Data items:
------------------------------

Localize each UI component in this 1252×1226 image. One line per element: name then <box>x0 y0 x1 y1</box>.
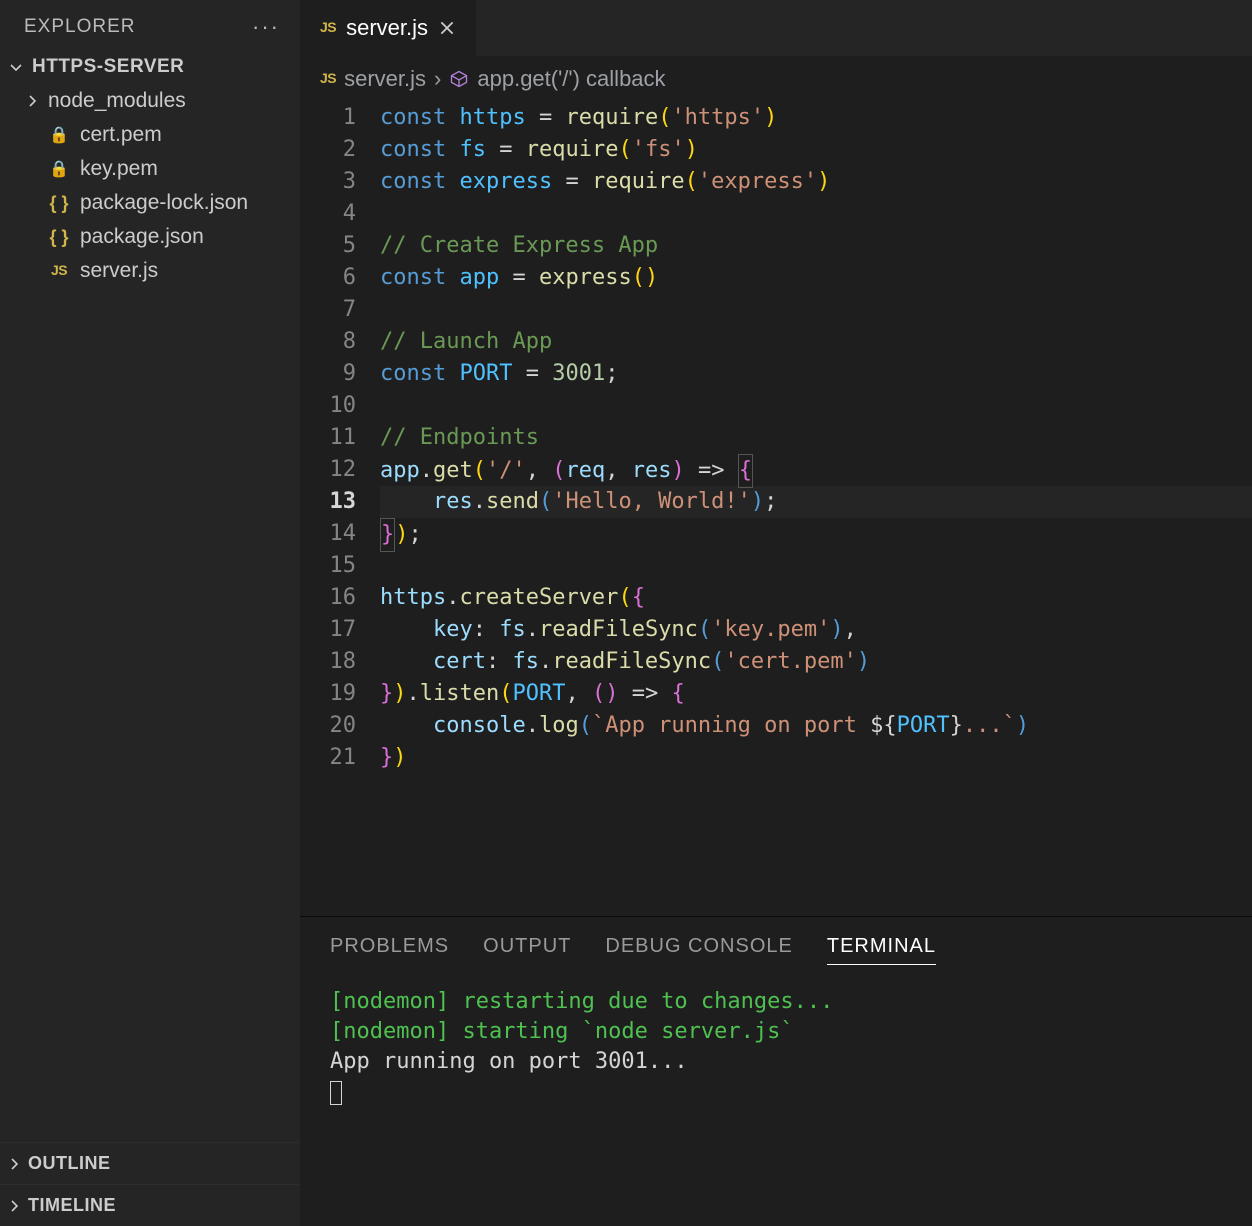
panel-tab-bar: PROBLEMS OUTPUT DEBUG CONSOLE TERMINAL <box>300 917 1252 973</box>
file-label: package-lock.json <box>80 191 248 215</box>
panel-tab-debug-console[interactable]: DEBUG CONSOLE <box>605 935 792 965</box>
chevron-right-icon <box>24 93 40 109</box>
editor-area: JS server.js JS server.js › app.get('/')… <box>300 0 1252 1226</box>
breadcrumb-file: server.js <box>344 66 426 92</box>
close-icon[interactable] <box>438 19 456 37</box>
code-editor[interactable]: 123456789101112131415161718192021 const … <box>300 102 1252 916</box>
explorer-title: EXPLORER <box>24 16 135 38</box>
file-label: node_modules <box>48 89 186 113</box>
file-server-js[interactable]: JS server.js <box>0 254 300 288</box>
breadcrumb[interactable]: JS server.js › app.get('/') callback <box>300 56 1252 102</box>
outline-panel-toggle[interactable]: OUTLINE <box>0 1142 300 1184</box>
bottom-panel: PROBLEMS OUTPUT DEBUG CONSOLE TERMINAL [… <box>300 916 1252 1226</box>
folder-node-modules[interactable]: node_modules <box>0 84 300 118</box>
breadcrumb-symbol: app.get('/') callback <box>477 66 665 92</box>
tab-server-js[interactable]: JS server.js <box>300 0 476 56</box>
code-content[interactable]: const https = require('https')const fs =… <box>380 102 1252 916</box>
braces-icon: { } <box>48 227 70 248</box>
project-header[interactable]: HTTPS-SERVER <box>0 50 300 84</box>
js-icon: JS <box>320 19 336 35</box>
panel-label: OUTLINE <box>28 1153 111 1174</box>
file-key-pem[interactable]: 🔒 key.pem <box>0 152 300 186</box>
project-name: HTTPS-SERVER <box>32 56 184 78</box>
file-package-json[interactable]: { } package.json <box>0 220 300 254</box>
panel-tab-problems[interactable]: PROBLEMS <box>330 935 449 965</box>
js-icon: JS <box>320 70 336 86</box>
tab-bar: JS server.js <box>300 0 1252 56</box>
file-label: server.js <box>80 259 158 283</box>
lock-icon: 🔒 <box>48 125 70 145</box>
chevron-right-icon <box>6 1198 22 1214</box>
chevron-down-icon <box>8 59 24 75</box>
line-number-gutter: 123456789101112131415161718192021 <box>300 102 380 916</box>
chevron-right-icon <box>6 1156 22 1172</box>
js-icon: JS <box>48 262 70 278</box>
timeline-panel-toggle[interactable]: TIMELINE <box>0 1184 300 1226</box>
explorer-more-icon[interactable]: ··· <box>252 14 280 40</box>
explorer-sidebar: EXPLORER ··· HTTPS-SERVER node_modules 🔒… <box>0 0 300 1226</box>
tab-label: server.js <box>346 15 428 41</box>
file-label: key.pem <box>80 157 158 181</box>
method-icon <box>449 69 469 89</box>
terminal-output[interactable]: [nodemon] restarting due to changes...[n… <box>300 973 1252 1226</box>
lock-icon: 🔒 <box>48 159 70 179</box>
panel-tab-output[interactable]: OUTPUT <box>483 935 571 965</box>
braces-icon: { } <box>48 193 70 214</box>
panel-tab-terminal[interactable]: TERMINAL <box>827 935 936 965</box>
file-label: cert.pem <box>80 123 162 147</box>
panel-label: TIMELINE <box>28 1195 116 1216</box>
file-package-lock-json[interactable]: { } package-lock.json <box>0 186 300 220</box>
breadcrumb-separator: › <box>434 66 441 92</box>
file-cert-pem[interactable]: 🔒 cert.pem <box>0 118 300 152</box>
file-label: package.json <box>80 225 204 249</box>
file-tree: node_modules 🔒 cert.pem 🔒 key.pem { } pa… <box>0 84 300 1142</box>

------------------------------

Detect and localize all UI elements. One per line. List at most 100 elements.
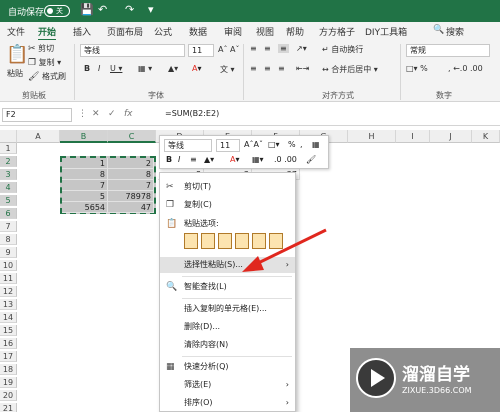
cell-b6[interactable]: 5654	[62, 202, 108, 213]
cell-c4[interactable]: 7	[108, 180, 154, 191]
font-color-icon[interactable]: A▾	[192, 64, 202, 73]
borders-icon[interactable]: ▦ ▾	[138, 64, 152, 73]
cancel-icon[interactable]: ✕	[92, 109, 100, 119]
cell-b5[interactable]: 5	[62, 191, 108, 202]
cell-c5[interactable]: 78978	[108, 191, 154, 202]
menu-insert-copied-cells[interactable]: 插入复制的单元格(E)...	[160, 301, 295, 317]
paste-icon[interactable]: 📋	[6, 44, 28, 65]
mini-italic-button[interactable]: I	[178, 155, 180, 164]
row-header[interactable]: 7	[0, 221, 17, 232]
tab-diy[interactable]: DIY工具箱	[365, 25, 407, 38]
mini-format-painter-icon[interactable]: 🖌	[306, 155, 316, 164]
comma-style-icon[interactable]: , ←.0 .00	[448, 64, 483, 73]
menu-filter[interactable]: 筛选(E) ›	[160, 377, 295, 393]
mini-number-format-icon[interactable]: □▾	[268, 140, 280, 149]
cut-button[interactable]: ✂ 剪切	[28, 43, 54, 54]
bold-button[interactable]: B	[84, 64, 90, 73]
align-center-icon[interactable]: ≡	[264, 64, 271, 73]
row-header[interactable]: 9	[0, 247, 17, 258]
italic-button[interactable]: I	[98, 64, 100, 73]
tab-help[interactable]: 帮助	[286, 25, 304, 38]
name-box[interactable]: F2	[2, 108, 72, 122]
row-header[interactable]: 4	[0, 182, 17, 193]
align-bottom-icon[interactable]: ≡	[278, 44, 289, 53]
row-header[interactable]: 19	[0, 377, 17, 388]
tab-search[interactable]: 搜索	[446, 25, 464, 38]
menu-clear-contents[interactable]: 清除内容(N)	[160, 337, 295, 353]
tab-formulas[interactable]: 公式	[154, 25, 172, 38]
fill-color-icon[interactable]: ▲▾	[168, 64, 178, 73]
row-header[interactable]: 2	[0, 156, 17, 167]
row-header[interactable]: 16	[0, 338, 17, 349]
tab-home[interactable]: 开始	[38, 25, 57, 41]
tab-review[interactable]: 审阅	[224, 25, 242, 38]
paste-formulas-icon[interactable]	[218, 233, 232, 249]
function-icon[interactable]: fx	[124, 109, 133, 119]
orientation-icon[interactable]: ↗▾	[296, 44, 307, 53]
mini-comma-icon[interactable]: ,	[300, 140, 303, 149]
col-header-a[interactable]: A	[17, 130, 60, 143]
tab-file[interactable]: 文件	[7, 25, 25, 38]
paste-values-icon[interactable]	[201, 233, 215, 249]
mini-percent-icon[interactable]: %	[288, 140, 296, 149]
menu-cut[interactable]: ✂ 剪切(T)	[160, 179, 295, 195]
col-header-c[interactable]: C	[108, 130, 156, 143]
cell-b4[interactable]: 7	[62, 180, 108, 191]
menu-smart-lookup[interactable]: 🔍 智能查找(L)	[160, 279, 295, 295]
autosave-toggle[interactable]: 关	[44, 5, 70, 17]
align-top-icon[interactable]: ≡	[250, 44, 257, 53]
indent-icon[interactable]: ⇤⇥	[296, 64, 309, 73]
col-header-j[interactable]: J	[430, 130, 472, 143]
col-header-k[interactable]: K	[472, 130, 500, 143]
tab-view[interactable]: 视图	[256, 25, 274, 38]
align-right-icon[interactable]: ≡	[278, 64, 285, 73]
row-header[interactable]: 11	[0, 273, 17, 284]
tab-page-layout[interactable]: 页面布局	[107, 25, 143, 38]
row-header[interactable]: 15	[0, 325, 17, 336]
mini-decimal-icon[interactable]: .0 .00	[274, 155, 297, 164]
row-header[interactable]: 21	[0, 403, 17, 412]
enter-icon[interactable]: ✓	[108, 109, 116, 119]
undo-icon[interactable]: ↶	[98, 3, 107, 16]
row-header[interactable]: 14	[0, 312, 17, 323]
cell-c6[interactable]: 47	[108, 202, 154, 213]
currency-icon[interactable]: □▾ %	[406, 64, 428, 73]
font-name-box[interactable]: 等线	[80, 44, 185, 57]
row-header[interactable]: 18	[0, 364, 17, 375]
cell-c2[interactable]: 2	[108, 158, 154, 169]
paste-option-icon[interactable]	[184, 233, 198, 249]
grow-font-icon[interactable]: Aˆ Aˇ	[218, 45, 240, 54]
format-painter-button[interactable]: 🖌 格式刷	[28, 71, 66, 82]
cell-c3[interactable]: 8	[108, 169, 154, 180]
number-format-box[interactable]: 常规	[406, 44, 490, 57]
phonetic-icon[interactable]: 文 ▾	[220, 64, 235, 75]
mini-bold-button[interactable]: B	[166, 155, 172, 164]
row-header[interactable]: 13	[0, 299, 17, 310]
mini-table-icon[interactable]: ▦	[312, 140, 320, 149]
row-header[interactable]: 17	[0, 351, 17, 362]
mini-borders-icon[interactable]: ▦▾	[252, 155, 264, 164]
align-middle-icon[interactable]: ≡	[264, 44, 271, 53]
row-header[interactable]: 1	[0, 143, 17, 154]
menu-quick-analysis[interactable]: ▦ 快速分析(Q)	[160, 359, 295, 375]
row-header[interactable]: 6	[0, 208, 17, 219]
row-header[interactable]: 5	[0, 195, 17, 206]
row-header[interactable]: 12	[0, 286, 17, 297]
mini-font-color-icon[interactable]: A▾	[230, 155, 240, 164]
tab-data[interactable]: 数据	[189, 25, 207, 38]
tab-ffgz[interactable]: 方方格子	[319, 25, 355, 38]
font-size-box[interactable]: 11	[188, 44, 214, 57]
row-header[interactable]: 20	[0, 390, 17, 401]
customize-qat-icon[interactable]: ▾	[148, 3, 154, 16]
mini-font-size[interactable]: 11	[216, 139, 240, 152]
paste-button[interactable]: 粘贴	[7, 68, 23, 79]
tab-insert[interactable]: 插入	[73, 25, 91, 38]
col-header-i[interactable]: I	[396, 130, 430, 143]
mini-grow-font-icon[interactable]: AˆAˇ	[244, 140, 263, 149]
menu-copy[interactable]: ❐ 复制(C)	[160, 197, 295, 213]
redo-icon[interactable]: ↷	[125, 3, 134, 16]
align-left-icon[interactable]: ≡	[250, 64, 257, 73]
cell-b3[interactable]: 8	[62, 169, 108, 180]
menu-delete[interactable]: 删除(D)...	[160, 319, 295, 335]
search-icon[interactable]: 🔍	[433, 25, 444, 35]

------------------------------

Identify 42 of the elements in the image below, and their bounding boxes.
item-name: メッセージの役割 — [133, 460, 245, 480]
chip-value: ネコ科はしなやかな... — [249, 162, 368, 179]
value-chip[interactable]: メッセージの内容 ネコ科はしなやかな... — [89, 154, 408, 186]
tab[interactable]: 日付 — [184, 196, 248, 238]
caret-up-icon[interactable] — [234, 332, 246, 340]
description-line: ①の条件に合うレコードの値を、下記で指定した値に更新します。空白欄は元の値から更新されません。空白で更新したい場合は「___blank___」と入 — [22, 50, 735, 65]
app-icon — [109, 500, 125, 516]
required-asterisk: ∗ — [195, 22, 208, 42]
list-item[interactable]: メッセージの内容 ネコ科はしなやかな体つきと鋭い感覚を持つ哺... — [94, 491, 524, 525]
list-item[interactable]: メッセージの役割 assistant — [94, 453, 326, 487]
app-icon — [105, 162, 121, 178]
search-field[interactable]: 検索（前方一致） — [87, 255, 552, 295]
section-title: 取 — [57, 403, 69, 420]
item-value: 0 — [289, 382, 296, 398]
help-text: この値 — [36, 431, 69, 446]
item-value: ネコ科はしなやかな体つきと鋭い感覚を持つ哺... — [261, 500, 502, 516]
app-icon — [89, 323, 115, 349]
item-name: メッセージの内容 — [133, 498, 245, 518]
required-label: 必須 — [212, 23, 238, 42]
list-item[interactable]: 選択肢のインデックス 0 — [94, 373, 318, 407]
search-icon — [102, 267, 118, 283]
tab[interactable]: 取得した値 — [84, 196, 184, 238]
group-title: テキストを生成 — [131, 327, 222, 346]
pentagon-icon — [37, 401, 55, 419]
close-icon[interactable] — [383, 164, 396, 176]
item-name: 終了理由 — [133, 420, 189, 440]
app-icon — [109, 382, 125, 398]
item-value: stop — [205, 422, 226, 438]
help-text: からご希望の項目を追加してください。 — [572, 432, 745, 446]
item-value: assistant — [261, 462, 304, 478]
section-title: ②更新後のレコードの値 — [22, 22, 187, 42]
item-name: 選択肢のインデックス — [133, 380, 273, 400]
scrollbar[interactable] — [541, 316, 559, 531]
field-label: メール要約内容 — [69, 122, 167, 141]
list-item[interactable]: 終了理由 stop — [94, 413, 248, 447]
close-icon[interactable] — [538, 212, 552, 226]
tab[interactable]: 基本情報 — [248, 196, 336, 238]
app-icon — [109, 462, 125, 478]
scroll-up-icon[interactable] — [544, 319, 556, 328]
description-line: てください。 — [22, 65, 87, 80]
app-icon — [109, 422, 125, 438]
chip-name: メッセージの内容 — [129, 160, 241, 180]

------------------------------

- **Given task**
Can you retype, character for character, the stretch of records from the line containing "Identify 42 of" through the line containing "search-icon — [102, 267, 118, 283]"?

- **Response below**
Identify 42 of the elements in the image below, and their bounding boxes.
item-name: メッセージの役割 — [133, 460, 245, 480]
chip-value: ネコ科はしなやかな... — [249, 162, 368, 179]
value-chip[interactable]: メッセージの内容 ネコ科はしなやかな... — [89, 154, 408, 186]
tab[interactable]: 日付 — [184, 196, 248, 238]
caret-up-icon[interactable] — [234, 332, 246, 340]
description-line: ①の条件に合うレコードの値を、下記で指定した値に更新します。空白欄は元の値から更新されません。空白で更新したい場合は「___blank___」と入 — [22, 50, 735, 65]
app-icon — [109, 500, 125, 516]
required-asterisk: ∗ — [195, 22, 208, 42]
list-item[interactable]: メッセージの内容 ネコ科はしなやかな体つきと鋭い感覚を持つ哺... — [94, 491, 524, 525]
list-item[interactable]: メッセージの役割 assistant — [94, 453, 326, 487]
app-icon — [105, 162, 121, 178]
search-field[interactable]: 検索（前方一致） — [87, 255, 552, 295]
section-title: 取 — [57, 403, 69, 420]
item-value: 0 — [289, 382, 296, 398]
help-text: この値 — [36, 431, 69, 446]
item-value: ネコ科はしなやかな体つきと鋭い感覚を持つ哺... — [261, 500, 502, 516]
app-icon — [89, 323, 115, 349]
item-name: メッセージの内容 — [133, 498, 245, 518]
required-label: 必須 — [212, 23, 238, 42]
list-item[interactable]: 選択肢のインデックス 0 — [94, 373, 318, 407]
search-icon — [102, 267, 118, 283]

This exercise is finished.